▶ [Dataset rows]
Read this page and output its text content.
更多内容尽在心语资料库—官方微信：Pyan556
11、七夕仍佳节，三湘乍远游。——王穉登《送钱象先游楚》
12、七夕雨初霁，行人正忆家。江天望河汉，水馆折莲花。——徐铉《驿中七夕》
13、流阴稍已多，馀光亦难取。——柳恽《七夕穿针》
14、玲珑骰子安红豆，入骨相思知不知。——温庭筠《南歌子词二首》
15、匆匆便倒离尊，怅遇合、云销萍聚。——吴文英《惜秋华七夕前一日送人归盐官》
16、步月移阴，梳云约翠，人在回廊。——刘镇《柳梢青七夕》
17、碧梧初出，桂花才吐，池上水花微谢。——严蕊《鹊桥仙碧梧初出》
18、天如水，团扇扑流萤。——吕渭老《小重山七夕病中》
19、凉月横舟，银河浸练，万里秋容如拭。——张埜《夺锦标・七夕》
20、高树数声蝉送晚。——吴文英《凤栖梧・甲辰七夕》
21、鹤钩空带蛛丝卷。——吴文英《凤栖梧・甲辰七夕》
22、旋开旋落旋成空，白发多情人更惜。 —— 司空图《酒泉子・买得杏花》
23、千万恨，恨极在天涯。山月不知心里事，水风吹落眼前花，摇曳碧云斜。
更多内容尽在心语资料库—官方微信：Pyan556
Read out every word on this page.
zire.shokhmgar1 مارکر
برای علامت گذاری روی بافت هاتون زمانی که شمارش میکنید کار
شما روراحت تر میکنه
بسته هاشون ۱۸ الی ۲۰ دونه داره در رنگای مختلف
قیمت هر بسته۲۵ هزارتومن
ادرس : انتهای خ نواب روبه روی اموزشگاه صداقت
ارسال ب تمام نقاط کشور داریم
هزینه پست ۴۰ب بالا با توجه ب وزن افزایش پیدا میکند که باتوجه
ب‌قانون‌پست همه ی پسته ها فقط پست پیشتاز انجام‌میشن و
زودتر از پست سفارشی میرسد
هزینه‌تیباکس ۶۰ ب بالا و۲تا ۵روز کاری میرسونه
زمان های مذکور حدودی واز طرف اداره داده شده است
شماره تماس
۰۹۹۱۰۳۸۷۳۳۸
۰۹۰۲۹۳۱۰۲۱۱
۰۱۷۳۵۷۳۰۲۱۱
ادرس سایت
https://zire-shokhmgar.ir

▶ [Task description] Print out every record again, exactly and in full.

▶ [Worked answer]
Read this page and output its text content.
更多内容尽在心语资料库—官方微信：Pyan556
11、七夕仍佳节，三湘乍远游。——王穉登《送钱象先游楚》
12、七夕雨初霁，行人正忆家。江天望河汉，水馆折莲花。——徐铉《驿中七夕》
13、流阴稍已多，馀光亦难取。——柳恽《七夕穿针》
14、玲珑骰子安红豆，入骨相思知不知。——温庭筠《南歌子词二首》
15、匆匆便倒离尊，怅遇合、云销萍聚。——吴文英《惜秋华七夕前一日送人归盐官》
16、步月移阴，梳云约翠，人在回廊。——刘镇《柳梢青七夕》
17、碧梧初出，桂花才吐，池上水花微谢。——严蕊《鹊桥仙碧梧初出》
18、天如水，团扇扑流萤。——吕渭老《小重山七夕病中》
19、凉月横舟，银河浸练，万里秋容如拭。——张埜《夺锦标・七夕》
20、高树数声蝉送晚。——吴文英《凤栖梧・甲辰七夕》
21、鹤钩空带蛛丝卷。——吴文英《凤栖梧・甲辰七夕》
22、旋开旋落旋成空，白发多情人更惜。 —— 司空图《酒泉子・买得杏花》
23、千万恨，恨极在天涯。山月不知心里事，水风吹落眼前花，摇曳碧云斜。
更多内容尽在心语资料库—官方微信：Pyan556
Read out every word on this page.
zire.shokhmgar1 مارکر
برای علامت گذاری روی بافت هاتون زمانی که شمارش میکنید کار
شما روراحت تر میکنه
بسته هاشون ۱۸ الی ۲۰ دونه داره در رنگای مختلف
قیمت هر بسته۲۵ هزارتومن
ادرس : انتهای خ نواب روبه روی اموزشگاه صداقت
ارسال ب تمام نقاط کشور داریم
هزینه پست ۴۰ب بالا با توجه ب وزن افزایش پیدا میکند که باتوجه
ب‌قانون‌پست همه ی پسته ها فقط پست پیشتاز انجام‌میشن و
زودتر از پست سفارشی میرسد
هزینه‌تیباکس ۶۰ ب بالا و۲تا ۵روز کاری میرسونه
زمان های مذکور حدودی واز طرف اداره داده شده است
شماره تماس
۰۹۹۱۰۳۸۷۳۳۸
۰۹۰۲۹۳۱۰۲۱۱
۰۱۷۳۵۷۳۰۲۱۱
ادرس سایت
https://zire-shokhmgar.ir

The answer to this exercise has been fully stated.